--- START PAGE EXCERPT ---

# A new fractional derivative involving the normalized sinc function   without singular kernel

**Authors:** Xiao-Jun Yang (1,2), Feng Gao (1,2), J. A. Tenreiro Machado (3),, Dumitru Baleanu (4,5) ((1) China University of Mining, Technology, (2), China University of Mining, Technology, (3) Polytechnic of Porto,, Portugal, (4) Cankya University, Turkey, (5) Institute of Space Sciences,, Magurele-Bucharest, Romania)

arXiv: 1701.05590 · 2018-09-05

## TL;DR

This paper introduces a novel fractional derivative based on the normalized sinc function without singular kernel, and applies it to analyze anomalous heat-diffusion problems, providing analytical solutions and comparing with classical models.

## Contribution

The paper proposes a new fractional derivative involving the normalized sinc function without singular kernel and demonstrates its application to anomalous heat transfer analysis.

--- END PAGE EXCERPT ---
--- START INFORMATION SUPPLIED ---

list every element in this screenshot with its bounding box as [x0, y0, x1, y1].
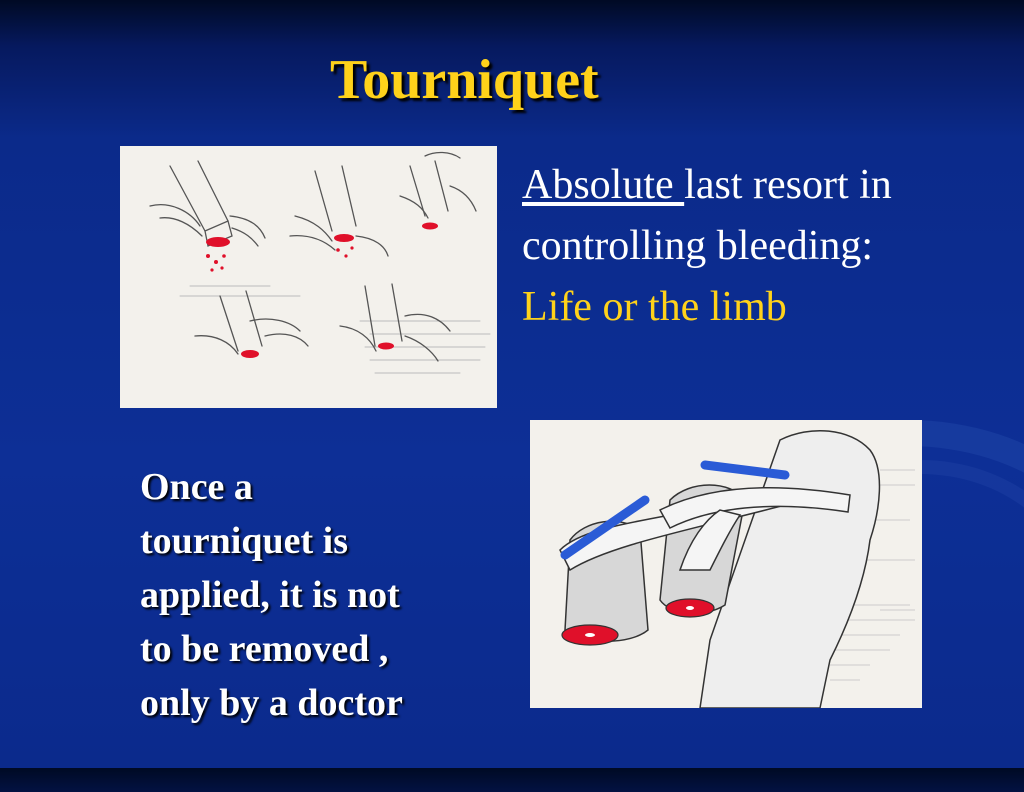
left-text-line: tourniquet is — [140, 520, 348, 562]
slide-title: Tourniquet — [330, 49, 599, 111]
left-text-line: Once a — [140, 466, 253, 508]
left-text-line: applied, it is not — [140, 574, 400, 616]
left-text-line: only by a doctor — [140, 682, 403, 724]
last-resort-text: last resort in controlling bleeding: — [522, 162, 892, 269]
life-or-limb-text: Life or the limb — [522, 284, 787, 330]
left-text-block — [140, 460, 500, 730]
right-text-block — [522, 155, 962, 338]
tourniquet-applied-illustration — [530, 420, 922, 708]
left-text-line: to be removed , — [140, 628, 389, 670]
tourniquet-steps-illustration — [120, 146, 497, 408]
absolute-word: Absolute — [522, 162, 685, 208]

--- END INFORMATION SUPPLIED ---

■ WHAT YOU HAVE TO DO
Please name every author credited on the page about the sinc-function fractional derivative. The listing has no role here.

■ WRITTEN SOLUTION
Xiao-Jun Yang, Feng Gao, J. A. Tenreiro Machado, Dumitru Baleanu